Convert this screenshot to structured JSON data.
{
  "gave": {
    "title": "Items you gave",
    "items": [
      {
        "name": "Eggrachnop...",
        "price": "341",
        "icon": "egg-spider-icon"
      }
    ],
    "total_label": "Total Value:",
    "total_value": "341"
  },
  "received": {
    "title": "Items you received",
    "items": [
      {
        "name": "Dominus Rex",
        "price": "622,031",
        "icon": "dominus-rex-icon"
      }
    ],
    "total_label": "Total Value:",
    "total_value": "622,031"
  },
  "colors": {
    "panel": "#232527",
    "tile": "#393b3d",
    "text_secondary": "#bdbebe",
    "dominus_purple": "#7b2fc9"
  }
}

※ ※ ※

=== Do this ===
How many lines in the listing above contain the string "icon"? Answer with the number only.

=== Written solution ===
2